- GIVEN EXERCISE: Give the rows from the start through the line that contains "The first optical transmission line 103 is at" as a two-column CSV with the columns text and answer. Each row goes on one CSV line, with each field quoted and line breaks replaced by spaces.

[Stored entries]
## START

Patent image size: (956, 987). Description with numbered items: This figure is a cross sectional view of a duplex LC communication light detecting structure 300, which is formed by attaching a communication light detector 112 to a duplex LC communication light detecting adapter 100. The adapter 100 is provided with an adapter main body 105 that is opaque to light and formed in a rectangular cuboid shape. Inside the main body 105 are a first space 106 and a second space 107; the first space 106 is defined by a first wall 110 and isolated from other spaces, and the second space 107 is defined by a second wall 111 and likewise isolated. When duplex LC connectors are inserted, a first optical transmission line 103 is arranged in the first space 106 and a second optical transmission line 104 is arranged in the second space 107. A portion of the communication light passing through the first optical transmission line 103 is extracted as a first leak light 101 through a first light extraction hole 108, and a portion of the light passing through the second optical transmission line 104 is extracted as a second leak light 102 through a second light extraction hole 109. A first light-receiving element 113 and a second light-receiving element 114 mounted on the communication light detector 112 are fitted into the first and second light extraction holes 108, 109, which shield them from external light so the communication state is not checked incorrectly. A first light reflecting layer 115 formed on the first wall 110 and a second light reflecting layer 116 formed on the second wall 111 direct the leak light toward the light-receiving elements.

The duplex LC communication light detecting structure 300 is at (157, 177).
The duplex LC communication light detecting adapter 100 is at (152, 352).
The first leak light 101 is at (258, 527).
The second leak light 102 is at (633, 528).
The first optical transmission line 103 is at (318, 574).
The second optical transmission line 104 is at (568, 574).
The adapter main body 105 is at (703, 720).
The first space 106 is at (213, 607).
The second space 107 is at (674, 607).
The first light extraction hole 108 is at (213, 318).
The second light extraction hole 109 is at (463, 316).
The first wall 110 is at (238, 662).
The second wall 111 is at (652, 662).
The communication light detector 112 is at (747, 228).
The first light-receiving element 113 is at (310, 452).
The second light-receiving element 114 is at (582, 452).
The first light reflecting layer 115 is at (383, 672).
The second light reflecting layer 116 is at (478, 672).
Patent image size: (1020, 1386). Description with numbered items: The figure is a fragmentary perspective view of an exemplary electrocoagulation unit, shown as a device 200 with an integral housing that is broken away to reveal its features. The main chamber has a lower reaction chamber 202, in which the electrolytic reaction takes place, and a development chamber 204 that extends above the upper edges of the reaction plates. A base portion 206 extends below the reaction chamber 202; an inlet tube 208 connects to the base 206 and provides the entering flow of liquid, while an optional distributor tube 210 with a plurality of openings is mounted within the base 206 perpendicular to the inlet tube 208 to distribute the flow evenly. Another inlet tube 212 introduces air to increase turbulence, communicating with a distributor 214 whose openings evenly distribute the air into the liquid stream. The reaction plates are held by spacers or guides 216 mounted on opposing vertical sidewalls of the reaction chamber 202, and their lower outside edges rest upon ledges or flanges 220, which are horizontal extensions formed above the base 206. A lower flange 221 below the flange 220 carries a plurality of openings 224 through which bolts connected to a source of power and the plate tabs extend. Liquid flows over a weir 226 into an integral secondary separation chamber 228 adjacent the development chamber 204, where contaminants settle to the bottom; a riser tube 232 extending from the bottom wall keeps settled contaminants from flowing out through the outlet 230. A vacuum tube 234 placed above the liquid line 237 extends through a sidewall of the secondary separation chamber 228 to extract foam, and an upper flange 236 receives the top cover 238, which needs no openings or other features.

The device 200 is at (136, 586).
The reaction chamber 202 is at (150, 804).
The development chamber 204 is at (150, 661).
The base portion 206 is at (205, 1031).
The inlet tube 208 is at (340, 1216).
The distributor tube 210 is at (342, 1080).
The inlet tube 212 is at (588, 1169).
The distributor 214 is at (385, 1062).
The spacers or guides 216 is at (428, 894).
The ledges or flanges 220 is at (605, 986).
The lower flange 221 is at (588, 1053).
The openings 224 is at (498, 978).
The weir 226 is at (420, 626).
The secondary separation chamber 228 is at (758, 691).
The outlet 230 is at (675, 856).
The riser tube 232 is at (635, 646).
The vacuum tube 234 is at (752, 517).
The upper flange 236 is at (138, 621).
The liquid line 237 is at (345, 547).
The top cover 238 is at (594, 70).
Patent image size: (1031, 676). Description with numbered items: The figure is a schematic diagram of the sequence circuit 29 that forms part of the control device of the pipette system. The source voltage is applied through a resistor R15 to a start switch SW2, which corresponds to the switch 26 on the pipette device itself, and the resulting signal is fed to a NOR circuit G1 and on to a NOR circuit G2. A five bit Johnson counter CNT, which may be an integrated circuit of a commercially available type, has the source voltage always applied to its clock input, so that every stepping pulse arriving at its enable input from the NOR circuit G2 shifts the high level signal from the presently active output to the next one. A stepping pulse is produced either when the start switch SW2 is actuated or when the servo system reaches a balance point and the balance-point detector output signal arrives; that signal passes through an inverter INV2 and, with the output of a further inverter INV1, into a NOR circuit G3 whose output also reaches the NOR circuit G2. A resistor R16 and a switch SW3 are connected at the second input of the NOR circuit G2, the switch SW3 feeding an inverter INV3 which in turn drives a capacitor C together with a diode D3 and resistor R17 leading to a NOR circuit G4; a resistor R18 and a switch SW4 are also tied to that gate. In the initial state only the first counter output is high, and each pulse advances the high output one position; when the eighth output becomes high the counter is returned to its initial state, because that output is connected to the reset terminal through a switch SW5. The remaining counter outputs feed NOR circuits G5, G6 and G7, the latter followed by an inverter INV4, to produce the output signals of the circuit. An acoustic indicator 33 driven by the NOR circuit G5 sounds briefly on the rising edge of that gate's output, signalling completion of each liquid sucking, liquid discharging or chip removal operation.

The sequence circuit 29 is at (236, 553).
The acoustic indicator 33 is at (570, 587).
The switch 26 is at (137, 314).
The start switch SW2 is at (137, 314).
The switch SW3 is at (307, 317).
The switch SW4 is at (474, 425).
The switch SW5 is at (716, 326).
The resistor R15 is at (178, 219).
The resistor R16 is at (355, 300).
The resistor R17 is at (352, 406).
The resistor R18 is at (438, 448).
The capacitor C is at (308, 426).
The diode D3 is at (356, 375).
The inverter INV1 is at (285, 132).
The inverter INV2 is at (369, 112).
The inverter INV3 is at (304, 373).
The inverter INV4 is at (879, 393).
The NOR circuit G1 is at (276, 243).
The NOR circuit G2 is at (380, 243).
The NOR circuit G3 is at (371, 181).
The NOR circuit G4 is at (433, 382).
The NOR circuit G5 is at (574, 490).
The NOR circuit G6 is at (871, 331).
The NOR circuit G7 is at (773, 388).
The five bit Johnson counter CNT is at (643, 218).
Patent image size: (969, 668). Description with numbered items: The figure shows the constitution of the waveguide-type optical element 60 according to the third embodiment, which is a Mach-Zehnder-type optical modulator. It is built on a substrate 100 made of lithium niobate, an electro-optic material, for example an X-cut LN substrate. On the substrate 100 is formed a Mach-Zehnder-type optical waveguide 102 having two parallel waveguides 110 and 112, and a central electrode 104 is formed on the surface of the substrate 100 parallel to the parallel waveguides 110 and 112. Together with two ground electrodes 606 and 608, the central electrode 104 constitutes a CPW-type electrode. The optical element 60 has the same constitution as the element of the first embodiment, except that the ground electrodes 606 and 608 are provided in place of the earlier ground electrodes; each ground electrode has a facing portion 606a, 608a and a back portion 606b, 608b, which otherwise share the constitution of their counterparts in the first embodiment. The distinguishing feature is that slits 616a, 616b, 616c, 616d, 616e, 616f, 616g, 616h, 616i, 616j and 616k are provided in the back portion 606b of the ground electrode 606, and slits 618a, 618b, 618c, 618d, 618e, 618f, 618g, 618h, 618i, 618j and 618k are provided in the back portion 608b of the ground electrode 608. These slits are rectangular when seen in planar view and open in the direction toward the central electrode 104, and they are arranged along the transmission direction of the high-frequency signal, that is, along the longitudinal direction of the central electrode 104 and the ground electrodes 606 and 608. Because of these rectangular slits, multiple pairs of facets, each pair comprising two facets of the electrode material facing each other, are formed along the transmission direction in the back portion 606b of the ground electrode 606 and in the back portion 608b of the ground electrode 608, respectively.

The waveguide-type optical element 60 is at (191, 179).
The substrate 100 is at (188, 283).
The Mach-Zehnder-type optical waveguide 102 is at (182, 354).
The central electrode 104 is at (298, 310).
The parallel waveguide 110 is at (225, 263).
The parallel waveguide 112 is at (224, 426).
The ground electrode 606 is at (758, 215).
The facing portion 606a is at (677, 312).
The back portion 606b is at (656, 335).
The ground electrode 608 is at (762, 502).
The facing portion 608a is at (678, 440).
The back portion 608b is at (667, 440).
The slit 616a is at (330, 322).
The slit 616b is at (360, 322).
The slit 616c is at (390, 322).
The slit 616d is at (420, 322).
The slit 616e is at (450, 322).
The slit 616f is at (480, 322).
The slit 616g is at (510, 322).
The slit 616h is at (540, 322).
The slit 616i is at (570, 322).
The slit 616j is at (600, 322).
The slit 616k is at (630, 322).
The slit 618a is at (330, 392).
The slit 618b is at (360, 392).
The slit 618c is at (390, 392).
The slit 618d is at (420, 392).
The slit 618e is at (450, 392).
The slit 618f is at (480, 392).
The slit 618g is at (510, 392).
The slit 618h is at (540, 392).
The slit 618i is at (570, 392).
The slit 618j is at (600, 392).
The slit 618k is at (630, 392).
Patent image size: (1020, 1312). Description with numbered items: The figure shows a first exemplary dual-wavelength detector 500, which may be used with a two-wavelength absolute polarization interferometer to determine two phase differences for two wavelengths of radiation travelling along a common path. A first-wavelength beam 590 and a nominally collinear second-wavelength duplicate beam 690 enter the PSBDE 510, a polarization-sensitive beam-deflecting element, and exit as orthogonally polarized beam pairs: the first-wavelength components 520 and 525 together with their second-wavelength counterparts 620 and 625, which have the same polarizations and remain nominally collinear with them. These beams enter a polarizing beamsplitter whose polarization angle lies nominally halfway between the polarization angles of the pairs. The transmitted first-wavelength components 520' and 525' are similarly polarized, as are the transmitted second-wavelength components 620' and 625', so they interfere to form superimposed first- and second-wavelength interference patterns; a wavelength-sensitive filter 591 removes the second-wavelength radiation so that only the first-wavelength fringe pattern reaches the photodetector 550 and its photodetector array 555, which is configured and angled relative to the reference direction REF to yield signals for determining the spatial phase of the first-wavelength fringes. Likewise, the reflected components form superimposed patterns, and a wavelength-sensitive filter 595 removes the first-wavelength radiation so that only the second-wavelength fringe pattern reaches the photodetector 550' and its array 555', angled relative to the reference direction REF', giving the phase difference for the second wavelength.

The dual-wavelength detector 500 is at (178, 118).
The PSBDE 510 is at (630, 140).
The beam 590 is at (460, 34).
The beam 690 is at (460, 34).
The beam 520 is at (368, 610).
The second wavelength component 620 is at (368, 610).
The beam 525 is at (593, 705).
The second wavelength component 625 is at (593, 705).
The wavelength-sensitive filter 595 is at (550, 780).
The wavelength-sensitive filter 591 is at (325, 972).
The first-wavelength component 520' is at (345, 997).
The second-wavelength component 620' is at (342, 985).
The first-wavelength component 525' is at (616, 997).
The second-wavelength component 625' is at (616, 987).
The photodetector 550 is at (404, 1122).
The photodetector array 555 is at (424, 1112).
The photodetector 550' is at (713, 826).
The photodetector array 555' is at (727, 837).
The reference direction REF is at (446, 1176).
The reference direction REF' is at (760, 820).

## END

- EXERCISE RESPONSE:
text,answer
"Patent image size: (956, 987). Description with numbered items: This figure is a cross sectional view of a duplex LC communication light detecting structure 300, which is formed by attaching a communication light detector 112 to a duplex LC communication light detecting adapter 100. The adapter 100 is provided with an adapter main body 105 that is opaque to light and formed in a rectangular cuboid shape. Inside the main body 105 are a first space 106 and a second space 107; the first space 106 is defined by a first wall 110 and isolated from other spaces, and the second space 107 is defined by a second wall 111 and likewise isolated. When duplex LC connectors are inserted, a first optical transmission line 103 is arranged in the first space 106 and a second optical transmission line 104 is arranged in the second space 107. A portion of the communication light passing through the first optical transmission line 103 is extracted as a first leak light 101 through a first light extraction hole 108, and a portion of the light passing through the second optical transmission line 104 is extracted as a second leak light 102 through a second light extraction hole 109. A first light-receiving element 113 and a second light-receiving element 114 mounted on the communication light detector 112 are fitted into the first and second light extraction holes 108, 109, which shield them from external light so the communication state is not checked incorrectly. A first light reflecting layer 115 formed on the first wall 110 and a second light reflecting layer 116 formed on the second wall 111 direct the leak light toward the light-receiving elements.","The duplex LC communication light detecting structure 300 is at (157, 177). The duplex LC communication light detecting adapter 100 is at (152, 352). The first leak light 101 is at (258, 527). The second leak light 102 is at (633, 528). The first optical transmission line 103 is at (318, 574)."